> _REQUIRED WORK_
Gather each line of the records where "ZONE" appears.

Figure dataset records
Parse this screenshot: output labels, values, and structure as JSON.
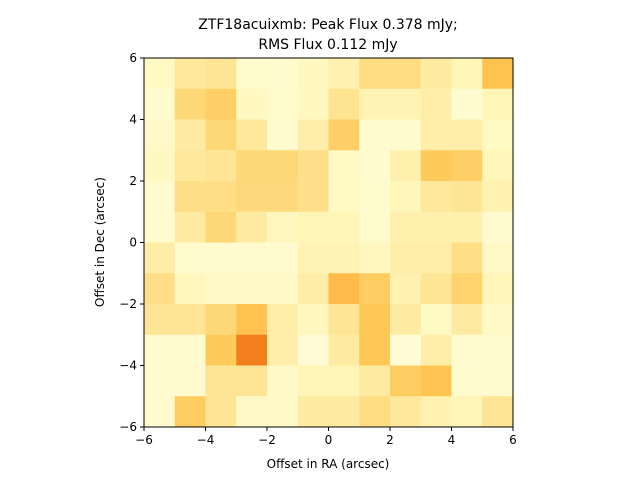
{
  "chart_data": {
    "type": "heatmap",
    "title_line1": "ZTF18acuixmb: Peak Flux 0.378 mJy;",
    "title_line2": "RMS Flux 0.112 mJy",
    "xlabel": "Offset in RA (arcsec)",
    "ylabel": "Offset in Dec (arcsec)",
    "xlim": [
      -6,
      6
    ],
    "ylim": [
      -6,
      6
    ],
    "xticks": [
      -6,
      -4,
      -2,
      0,
      2,
      4,
      6
    ],
    "yticks": [
      -6,
      -4,
      -2,
      0,
      2,
      4,
      6
    ],
    "xtick_labels": [
      "−6",
      "−4",
      "−2",
      "0",
      "2",
      "4",
      "6"
    ],
    "ytick_labels": [
      "−6",
      "−4",
      "−2",
      "0",
      "2",
      "4",
      "6"
    ],
    "colormap": "YlOrBr",
    "vmin": 0,
    "vmax": 1,
    "grid_rows_top_to_bottom": [
      [
        0.1,
        0.22,
        0.24,
        0.08,
        0.07,
        0.11,
        0.16,
        0.28,
        0.28,
        0.2,
        0.14,
        0.38
      ],
      [
        0.07,
        0.3,
        0.33,
        0.11,
        0.08,
        0.11,
        0.25,
        0.15,
        0.15,
        0.18,
        0.06,
        0.14
      ],
      [
        0.09,
        0.2,
        0.3,
        0.22,
        0.07,
        0.18,
        0.33,
        0.07,
        0.07,
        0.18,
        0.18,
        0.1
      ],
      [
        0.11,
        0.22,
        0.24,
        0.3,
        0.3,
        0.26,
        0.1,
        0.07,
        0.17,
        0.35,
        0.33,
        0.13
      ],
      [
        0.07,
        0.27,
        0.27,
        0.29,
        0.29,
        0.26,
        0.1,
        0.08,
        0.13,
        0.22,
        0.24,
        0.16
      ],
      [
        0.07,
        0.2,
        0.3,
        0.2,
        0.12,
        0.14,
        0.14,
        0.08,
        0.17,
        0.17,
        0.17,
        0.07
      ],
      [
        0.19,
        0.07,
        0.07,
        0.07,
        0.07,
        0.15,
        0.15,
        0.12,
        0.18,
        0.18,
        0.27,
        0.09
      ],
      [
        0.27,
        0.12,
        0.09,
        0.09,
        0.09,
        0.19,
        0.4,
        0.34,
        0.16,
        0.24,
        0.32,
        0.13
      ],
      [
        0.24,
        0.24,
        0.3,
        0.38,
        0.18,
        0.12,
        0.24,
        0.36,
        0.2,
        0.1,
        0.2,
        0.09
      ],
      [
        0.07,
        0.07,
        0.35,
        0.58,
        0.18,
        0.05,
        0.2,
        0.36,
        0.05,
        0.18,
        0.07,
        0.07
      ],
      [
        0.07,
        0.07,
        0.24,
        0.24,
        0.09,
        0.14,
        0.14,
        0.2,
        0.34,
        0.37,
        0.07,
        0.07
      ],
      [
        0.07,
        0.34,
        0.24,
        0.09,
        0.09,
        0.2,
        0.2,
        0.28,
        0.22,
        0.16,
        0.14,
        0.24
      ]
    ]
  }
}
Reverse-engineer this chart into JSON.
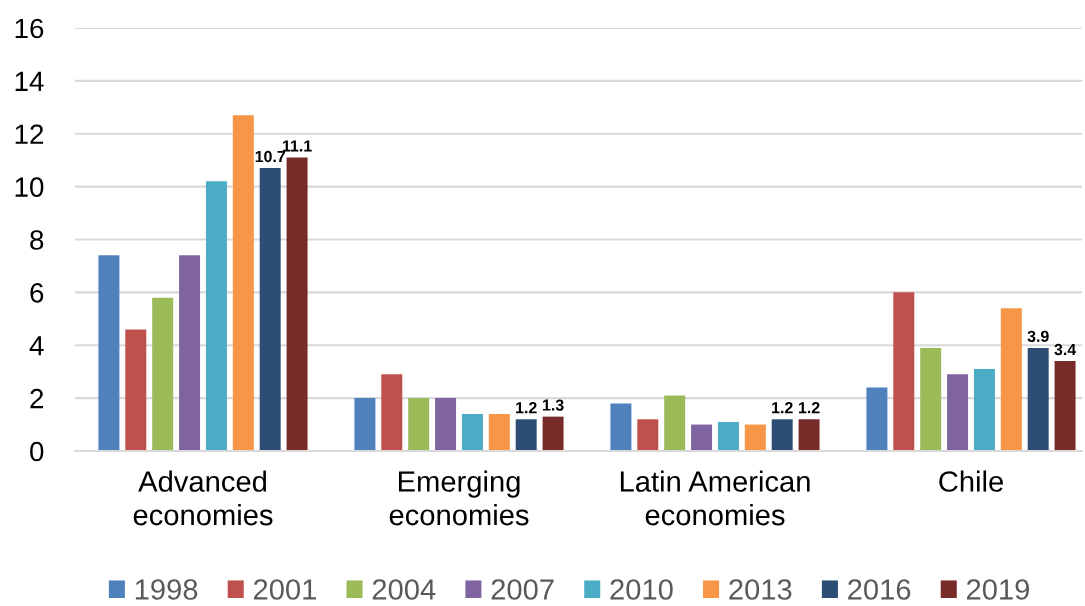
{
  "chart_data": {
    "type": "bar",
    "categories": [
      "Advanced economies",
      "Emerging economies",
      "Latin American economies",
      "Chile"
    ],
    "series": [
      {
        "name": "1998",
        "color": "#4f81bd",
        "values": [
          7.4,
          2.0,
          1.8,
          2.4
        ]
      },
      {
        "name": "2001",
        "color": "#c0504d",
        "values": [
          4.6,
          2.9,
          1.2,
          6.0
        ]
      },
      {
        "name": "2004",
        "color": "#9bbb59",
        "values": [
          5.8,
          2.0,
          2.1,
          3.9
        ]
      },
      {
        "name": "2007",
        "color": "#8064a2",
        "values": [
          7.4,
          2.0,
          1.0,
          2.9
        ]
      },
      {
        "name": "2010",
        "color": "#4bacc6",
        "values": [
          10.2,
          1.4,
          1.1,
          3.1
        ]
      },
      {
        "name": "2013",
        "color": "#f79646",
        "values": [
          12.7,
          1.4,
          1.0,
          5.4
        ]
      },
      {
        "name": "2016",
        "color": "#2c4d75",
        "values": [
          10.7,
          1.2,
          1.2,
          3.9
        ],
        "value_labels": [
          "10.7",
          "1.2",
          "1.2",
          "3.9"
        ]
      },
      {
        "name": "2019",
        "color": "#772c2a",
        "values": [
          11.1,
          1.3,
          1.2,
          3.4
        ],
        "value_labels": [
          "11.1",
          "1.3",
          "1.2",
          "3.4"
        ]
      }
    ],
    "ylim": [
      0,
      16
    ],
    "yticks": [
      0,
      2,
      4,
      6,
      8,
      10,
      12,
      14,
      16
    ],
    "grid": "y",
    "legend": "bottom"
  }
}
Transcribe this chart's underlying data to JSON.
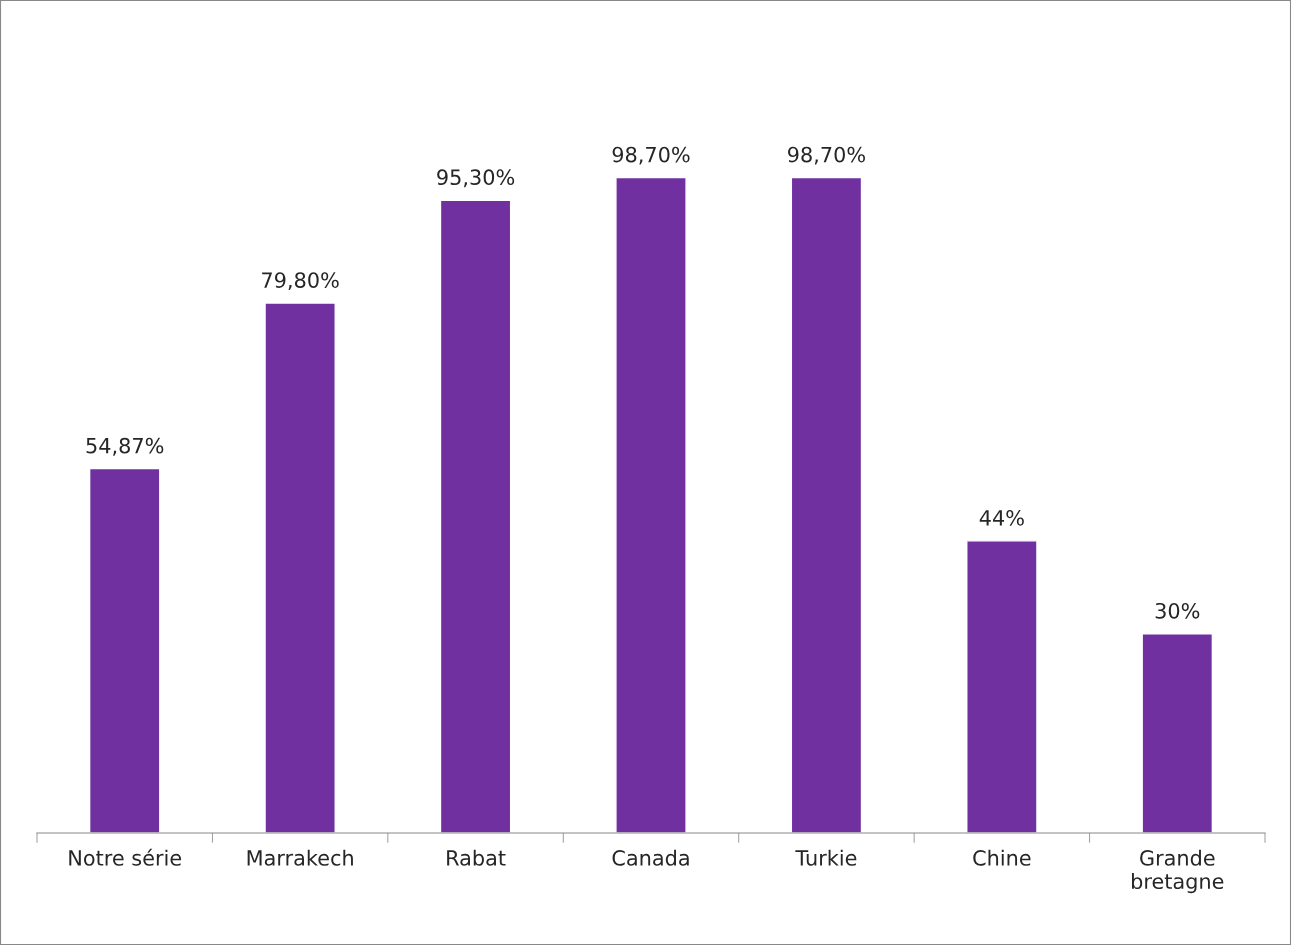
{
  "chart_data": {
    "type": "bar",
    "categories": [
      "Notre série",
      "Marrakech",
      "Rabat",
      "Canada",
      "Turkie",
      "Chine",
      "Grande\nbretagne"
    ],
    "values": [
      54.87,
      79.8,
      95.3,
      98.7,
      98.7,
      44,
      30
    ],
    "value_labels": [
      "54,87%",
      "79,80%",
      "95,30%",
      "98,70%",
      "98,70%",
      "44%",
      "30%"
    ],
    "color": "#7030a0",
    "grid": false,
    "legend": false
  }
}
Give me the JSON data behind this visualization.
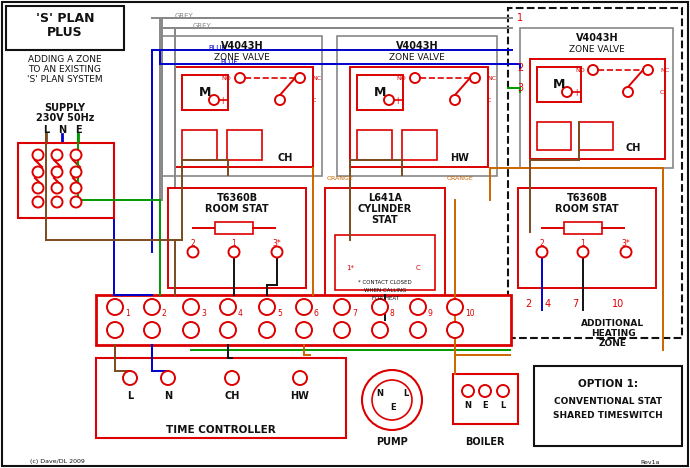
{
  "bg_color": "#ffffff",
  "RED": "#dd0000",
  "BLUE": "#0000cc",
  "GREEN": "#009900",
  "GREY": "#888888",
  "BROWN": "#7B4A1E",
  "BLACK": "#111111",
  "ORANGE": "#cc6600",
  "WHITE": "#ffffff",
  "title1": "'S' PLAN",
  "title2": "PLUS",
  "sub1": "ADDING A ZONE",
  "sub2": "TO AN EXISTING",
  "sub3": "'S' PLAN SYSTEM",
  "supply_label": "SUPPLY",
  "supply_v": "230V 50Hz",
  "lne": [
    "L",
    "N",
    "E"
  ],
  "zv1_title": "V4043H",
  "zv1_sub": "ZONE VALVE",
  "zv2_title": "V4043H",
  "zv2_sub": "ZONE VALVE",
  "zv3_title": "V4043H",
  "zv3_sub": "ZONE VALVE",
  "zv1_label": "CH",
  "zv2_label": "HW",
  "zv3_label": "CH",
  "rs1_title": "T6360B",
  "rs1_sub": "ROOM STAT",
  "cyl_title1": "L641A",
  "cyl_title2": "CYLINDER",
  "cyl_title3": "STAT",
  "rs2_title": "T6360B",
  "rs2_sub": "ROOM STAT",
  "tc_label": "TIME CONTROLLER",
  "pump_label": "PUMP",
  "boiler_label": "BOILER",
  "opt_title": "OPTION 1:",
  "opt_line1": "CONVENTIONAL STAT",
  "opt_line2": "SHARED TIMESWITCH",
  "add_label1": "ADDITIONAL",
  "add_label2": "HEATING",
  "add_label3": "ZONE",
  "terminal_nums": [
    1,
    2,
    3,
    4,
    5,
    6,
    7,
    8,
    9,
    10
  ],
  "rev": "Rev1a",
  "copy": "(c) Dave/DL 2009"
}
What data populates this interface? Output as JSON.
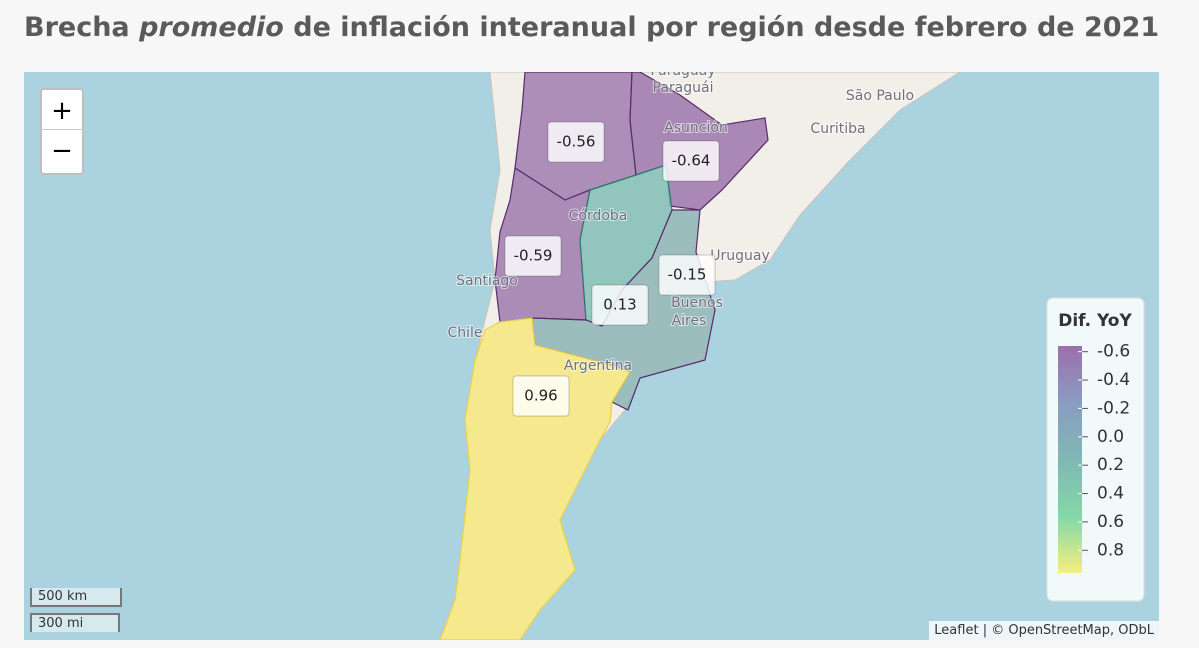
{
  "title": {
    "prefix": "Brecha ",
    "emphasis": "promedio",
    "suffix": " de inflación interanual por región desde febrero de 2021"
  },
  "zoom": {
    "in": "+",
    "out": "−"
  },
  "places": [
    "Paraguay",
    "Paraguái",
    "São Paulo",
    "Curitiba",
    "Asunción",
    "Córdoba",
    "Uruguay",
    "Santiago",
    "Chile",
    "Buenos",
    "Aires",
    "Argentina"
  ],
  "regions": [
    {
      "value": -0.56,
      "color": "#a07db0"
    },
    {
      "value": -0.64,
      "color": "#9d76ab"
    },
    {
      "value": -0.59,
      "color": "#9f7aae"
    },
    {
      "value": 0.13,
      "color": "#80bdb5"
    },
    {
      "value": -0.15,
      "color": "#8db4b6"
    },
    {
      "value": 0.96,
      "color": "#f6e67c"
    }
  ],
  "legend": {
    "title": "Dif. YoY",
    "ticks": [
      -0.6,
      -0.4,
      -0.2,
      {
        "value": 0,
        "label": "0.0"
      },
      0.2,
      0.4,
      0.6,
      0.8
    ],
    "colors": [
      "#9c6fa9",
      "#8a9cc2",
      "#7fb8b4",
      "#82d8a8",
      "#f5ef80"
    ]
  },
  "scale": {
    "metric": "500 km",
    "imperial": "300 mi"
  },
  "attribution": "Leaflet | © OpenStreetMap, ODbL"
}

> _PROBLEM SOLUTION_
  "sub1": "ADDING A ZONE",
  "zv1_sub": "ZONE VALVE",
  "zv2_sub": "ZONE VALVE",
  "zv3_sub": "ZONE VALVE",
  "add_label3": "ZONE",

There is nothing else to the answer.